> **PROMPT**
Quote every line of the listing below word for word.

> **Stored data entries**
━━━
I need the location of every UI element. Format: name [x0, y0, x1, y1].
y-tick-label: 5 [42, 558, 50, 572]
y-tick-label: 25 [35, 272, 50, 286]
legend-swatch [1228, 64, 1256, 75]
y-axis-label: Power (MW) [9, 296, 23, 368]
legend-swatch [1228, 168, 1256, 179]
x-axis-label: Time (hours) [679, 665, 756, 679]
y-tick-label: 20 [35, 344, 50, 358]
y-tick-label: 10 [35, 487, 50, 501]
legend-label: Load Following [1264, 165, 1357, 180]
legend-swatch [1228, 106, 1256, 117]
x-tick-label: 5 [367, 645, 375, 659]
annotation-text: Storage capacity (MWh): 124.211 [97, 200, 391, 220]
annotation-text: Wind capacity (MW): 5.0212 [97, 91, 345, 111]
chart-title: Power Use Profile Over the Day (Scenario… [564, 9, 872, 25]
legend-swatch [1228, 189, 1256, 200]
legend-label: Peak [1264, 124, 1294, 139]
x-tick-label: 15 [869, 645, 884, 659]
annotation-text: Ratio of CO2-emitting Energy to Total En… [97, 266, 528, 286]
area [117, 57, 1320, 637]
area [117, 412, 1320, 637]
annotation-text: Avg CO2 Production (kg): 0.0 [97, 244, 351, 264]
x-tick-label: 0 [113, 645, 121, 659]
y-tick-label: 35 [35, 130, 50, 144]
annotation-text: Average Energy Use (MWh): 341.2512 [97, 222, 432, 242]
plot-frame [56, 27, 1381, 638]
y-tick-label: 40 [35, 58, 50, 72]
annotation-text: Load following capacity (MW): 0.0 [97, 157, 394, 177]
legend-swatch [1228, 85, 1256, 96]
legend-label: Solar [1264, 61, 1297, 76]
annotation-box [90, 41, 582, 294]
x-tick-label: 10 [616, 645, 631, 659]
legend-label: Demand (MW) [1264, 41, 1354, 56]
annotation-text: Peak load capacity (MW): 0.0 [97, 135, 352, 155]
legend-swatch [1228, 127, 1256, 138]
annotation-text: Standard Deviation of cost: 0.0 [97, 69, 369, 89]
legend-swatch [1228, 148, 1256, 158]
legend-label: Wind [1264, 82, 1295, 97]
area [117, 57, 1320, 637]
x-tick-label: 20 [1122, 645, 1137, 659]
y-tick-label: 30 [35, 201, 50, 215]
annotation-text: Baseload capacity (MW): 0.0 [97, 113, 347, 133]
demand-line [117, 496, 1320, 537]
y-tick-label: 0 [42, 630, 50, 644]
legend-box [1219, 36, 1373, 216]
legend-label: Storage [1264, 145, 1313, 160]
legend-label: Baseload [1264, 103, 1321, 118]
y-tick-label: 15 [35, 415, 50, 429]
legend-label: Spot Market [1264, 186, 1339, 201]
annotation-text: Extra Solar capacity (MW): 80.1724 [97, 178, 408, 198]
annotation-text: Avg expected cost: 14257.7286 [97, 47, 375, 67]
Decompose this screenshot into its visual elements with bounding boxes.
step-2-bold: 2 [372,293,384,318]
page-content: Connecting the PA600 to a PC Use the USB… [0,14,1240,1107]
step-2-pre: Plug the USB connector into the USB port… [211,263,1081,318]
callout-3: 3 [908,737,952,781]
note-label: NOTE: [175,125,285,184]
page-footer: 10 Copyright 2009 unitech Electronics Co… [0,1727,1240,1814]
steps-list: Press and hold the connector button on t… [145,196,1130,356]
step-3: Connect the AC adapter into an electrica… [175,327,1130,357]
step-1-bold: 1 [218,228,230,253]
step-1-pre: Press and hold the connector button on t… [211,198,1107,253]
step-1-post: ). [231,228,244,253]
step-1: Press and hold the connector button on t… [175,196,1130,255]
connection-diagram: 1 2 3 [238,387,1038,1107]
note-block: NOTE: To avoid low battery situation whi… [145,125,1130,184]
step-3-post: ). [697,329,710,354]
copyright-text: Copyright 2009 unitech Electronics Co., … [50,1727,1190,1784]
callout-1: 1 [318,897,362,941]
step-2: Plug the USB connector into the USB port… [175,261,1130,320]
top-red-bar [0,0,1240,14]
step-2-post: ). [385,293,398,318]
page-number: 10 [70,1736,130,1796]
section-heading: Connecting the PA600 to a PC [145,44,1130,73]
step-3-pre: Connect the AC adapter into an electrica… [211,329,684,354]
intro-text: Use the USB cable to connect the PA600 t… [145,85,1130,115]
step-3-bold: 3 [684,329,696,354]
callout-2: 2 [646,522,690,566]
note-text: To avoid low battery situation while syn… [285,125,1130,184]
━━━
> **REPLY**
I need the location of every UI element. Format: name [x0, y0, x1, y1].
y-tick-label: 5 [42, 558, 50, 572]
y-tick-label: 25 [35, 272, 50, 286]
legend-swatch [1228, 64, 1256, 75]
y-axis-label: Power (MW) [9, 296, 23, 368]
legend-swatch [1228, 168, 1256, 179]
x-axis-label: Time (hours) [679, 665, 756, 679]
y-tick-label: 20 [35, 344, 50, 358]
y-tick-label: 10 [35, 487, 50, 501]
legend-label: Load Following [1264, 165, 1357, 180]
legend-swatch [1228, 106, 1256, 117]
x-tick-label: 5 [367, 645, 375, 659]
annotation-text: Storage capacity (MWh): 124.211 [97, 200, 391, 220]
annotation-text: Wind capacity (MW): 5.0212 [97, 91, 345, 111]
chart-title: Power Use Profile Over the Day (Scenario… [564, 9, 872, 25]
legend-swatch [1228, 189, 1256, 200]
legend-label: Peak [1264, 124, 1294, 139]
x-tick-label: 15 [869, 645, 884, 659]
annotation-text: Ratio of CO2-emitting Energy to Total En… [97, 266, 528, 286]
area [117, 57, 1320, 637]
area [117, 412, 1320, 637]
annotation-text: Avg CO2 Production (kg): 0.0 [97, 244, 351, 264]
x-tick-label: 0 [113, 645, 121, 659]
y-tick-label: 35 [35, 130, 50, 144]
annotation-text: Average Energy Use (MWh): 341.2512 [97, 222, 432, 242]
plot-frame [56, 27, 1381, 638]
y-tick-label: 40 [35, 58, 50, 72]
annotation-text: Load following capacity (MW): 0.0 [97, 157, 394, 177]
legend-swatch [1228, 85, 1256, 96]
legend-label: Solar [1264, 61, 1297, 76]
annotation-box [90, 41, 582, 294]
x-tick-label: 10 [616, 645, 631, 659]
legend-label: Demand (MW) [1264, 41, 1354, 56]
annotation-text: Peak load capacity (MW): 0.0 [97, 135, 352, 155]
legend-swatch [1228, 127, 1256, 138]
annotation-text: Standard Deviation of cost: 0.0 [97, 69, 369, 89]
legend-swatch [1228, 148, 1256, 158]
legend-label: Wind [1264, 82, 1295, 97]
area [117, 57, 1320, 637]
x-tick-label: 20 [1122, 645, 1137, 659]
y-tick-label: 30 [35, 201, 50, 215]
annotation-text: Baseload capacity (MW): 0.0 [97, 113, 347, 133]
demand-line [117, 496, 1320, 537]
y-tick-label: 0 [42, 630, 50, 644]
legend-box [1219, 36, 1373, 216]
legend-label: Storage [1264, 145, 1313, 160]
legend-label: Baseload [1264, 103, 1321, 118]
y-tick-label: 15 [35, 415, 50, 429]
legend-label: Spot Market [1264, 186, 1339, 201]
annotation-text: Extra Solar capacity (MW): 80.1724 [97, 178, 408, 198]
annotation-text: Avg expected cost: 14257.7286 [97, 47, 375, 67]
Decompose this screenshot into its visual elements with bounding boxes.
step-2-bold: 2 [372,293,384,318]
page-content: Connecting the PA600 to a PC Use the USB… [0,14,1240,1107]
step-2-pre: Plug the USB connector into the USB port… [211,263,1081,318]
callout-3: 3 [908,737,952,781]
note-label: NOTE: [175,125,285,184]
page-footer: 10 Copyright 2009 unitech Electronics Co… [0,1727,1240,1814]
steps-list: Press and hold the connector button on t… [145,196,1130,356]
step-3: Connect the AC adapter into an electrica… [175,327,1130,357]
step-1-bold: 1 [218,228,230,253]
step-1-pre: Press and hold the connector button on t… [211,198,1107,253]
step-1-post: ). [231,228,244,253]
step-1: Press and hold the connector button on t… [175,196,1130,255]
connection-diagram: 1 2 3 [238,387,1038,1107]
note-block: NOTE: To avoid low battery situation whi… [145,125,1130,184]
step-3-post: ). [697,329,710,354]
copyright-text: Copyright 2009 unitech Electronics Co., … [50,1727,1190,1784]
callout-1: 1 [318,897,362,941]
step-2: Plug the USB connector into the USB port… [175,261,1130,320]
top-red-bar [0,0,1240,14]
step-2-post: ). [385,293,398,318]
page-number: 10 [70,1736,130,1796]
section-heading: Connecting the PA600 to a PC [145,44,1130,73]
step-3-pre: Connect the AC adapter into an electrica… [211,329,684,354]
intro-text: Use the USB cable to connect the PA600 t… [145,85,1130,115]
step-3-bold: 3 [684,329,696,354]
callout-2: 2 [646,522,690,566]
note-text: To avoid low battery situation while syn… [285,125,1130,184]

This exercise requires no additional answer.